▸ **What is expected**:
Which lines in the data below contain the word "connector"? Copy each of them.
**** Source records
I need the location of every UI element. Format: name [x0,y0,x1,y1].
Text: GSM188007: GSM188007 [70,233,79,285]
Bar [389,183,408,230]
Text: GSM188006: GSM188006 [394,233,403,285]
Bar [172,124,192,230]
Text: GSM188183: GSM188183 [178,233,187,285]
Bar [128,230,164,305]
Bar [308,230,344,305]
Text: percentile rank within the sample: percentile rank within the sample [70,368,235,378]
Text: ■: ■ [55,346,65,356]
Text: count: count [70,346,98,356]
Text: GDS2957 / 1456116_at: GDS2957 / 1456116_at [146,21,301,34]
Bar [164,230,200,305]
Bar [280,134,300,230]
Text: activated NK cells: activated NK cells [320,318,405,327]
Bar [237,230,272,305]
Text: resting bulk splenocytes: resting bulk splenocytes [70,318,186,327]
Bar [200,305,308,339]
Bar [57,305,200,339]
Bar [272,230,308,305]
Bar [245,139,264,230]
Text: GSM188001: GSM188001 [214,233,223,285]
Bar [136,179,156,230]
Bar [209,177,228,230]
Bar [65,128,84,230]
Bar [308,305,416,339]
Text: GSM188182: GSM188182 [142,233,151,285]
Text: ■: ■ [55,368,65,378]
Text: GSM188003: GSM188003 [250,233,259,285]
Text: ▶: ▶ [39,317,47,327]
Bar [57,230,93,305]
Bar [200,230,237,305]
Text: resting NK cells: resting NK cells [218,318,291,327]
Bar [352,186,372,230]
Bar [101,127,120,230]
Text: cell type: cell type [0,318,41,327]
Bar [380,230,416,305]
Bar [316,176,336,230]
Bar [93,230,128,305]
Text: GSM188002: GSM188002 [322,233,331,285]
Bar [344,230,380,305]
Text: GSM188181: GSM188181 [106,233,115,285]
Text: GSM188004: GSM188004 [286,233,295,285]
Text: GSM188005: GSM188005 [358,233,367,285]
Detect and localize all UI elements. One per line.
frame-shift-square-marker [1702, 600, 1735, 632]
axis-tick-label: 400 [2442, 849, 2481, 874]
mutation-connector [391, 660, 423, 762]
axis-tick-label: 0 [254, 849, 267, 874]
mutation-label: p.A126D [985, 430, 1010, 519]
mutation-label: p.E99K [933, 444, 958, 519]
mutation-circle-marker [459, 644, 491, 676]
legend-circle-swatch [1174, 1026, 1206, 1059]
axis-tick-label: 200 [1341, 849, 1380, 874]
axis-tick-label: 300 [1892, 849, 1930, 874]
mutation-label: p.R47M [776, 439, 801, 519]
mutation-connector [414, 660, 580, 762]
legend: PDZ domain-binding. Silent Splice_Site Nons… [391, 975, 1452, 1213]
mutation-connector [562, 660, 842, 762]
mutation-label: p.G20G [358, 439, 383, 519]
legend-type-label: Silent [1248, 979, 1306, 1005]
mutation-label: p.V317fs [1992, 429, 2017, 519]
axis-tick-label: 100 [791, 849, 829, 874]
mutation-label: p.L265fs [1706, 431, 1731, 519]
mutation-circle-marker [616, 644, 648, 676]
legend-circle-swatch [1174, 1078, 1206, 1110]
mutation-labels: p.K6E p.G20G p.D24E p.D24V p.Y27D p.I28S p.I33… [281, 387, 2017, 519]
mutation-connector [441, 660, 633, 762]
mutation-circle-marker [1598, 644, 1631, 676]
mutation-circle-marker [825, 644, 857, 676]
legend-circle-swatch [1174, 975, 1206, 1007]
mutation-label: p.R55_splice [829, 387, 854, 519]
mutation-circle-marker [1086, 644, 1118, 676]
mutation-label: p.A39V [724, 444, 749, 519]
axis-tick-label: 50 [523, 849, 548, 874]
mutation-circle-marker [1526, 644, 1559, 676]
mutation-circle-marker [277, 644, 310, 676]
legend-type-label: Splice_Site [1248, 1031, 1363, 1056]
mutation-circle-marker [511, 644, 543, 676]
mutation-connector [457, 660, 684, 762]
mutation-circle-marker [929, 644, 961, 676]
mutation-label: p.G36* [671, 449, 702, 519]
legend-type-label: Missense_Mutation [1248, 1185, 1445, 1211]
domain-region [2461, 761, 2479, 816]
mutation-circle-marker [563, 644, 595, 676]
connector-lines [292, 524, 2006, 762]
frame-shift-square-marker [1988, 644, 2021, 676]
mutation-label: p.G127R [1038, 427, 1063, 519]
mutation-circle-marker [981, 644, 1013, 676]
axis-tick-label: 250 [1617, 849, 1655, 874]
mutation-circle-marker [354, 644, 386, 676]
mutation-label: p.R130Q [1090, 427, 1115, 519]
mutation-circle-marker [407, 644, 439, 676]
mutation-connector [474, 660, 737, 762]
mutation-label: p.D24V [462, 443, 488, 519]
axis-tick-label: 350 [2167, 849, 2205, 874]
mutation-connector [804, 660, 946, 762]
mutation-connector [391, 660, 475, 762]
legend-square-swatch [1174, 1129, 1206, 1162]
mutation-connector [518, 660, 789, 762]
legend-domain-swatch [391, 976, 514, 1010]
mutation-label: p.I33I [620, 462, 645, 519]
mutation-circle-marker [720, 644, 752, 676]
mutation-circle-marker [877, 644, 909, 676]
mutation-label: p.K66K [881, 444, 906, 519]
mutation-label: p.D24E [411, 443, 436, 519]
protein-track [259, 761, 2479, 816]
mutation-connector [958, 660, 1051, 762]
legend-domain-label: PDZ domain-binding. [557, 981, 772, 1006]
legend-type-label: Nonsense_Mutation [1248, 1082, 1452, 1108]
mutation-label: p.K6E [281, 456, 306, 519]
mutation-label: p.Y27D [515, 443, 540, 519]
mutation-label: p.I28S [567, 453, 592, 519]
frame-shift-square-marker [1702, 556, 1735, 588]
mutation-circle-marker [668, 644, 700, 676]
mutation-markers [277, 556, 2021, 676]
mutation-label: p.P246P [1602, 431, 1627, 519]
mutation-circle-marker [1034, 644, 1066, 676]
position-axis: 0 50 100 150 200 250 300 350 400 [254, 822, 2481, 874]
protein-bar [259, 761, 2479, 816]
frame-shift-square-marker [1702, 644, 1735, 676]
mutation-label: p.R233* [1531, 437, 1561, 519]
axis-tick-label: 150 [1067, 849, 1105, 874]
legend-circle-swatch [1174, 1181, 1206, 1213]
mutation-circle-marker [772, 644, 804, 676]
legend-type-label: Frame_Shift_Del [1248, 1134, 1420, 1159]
********
▸ **Result of the task**:
mutation-connector [391, 660, 423, 762]
mutation-connector [414, 660, 580, 762]
mutation-connector [562, 660, 842, 762]
mutation-connector [441, 660, 633, 762]
mutation-connector [457, 660, 684, 762]
connector-lines [292, 524, 2006, 762]
mutation-connector [474, 660, 737, 762]
mutation-connector [804, 660, 946, 762]
mutation-connector [391, 660, 475, 762]
mutation-connector [518, 660, 789, 762]
mutation-connector [958, 660, 1051, 762]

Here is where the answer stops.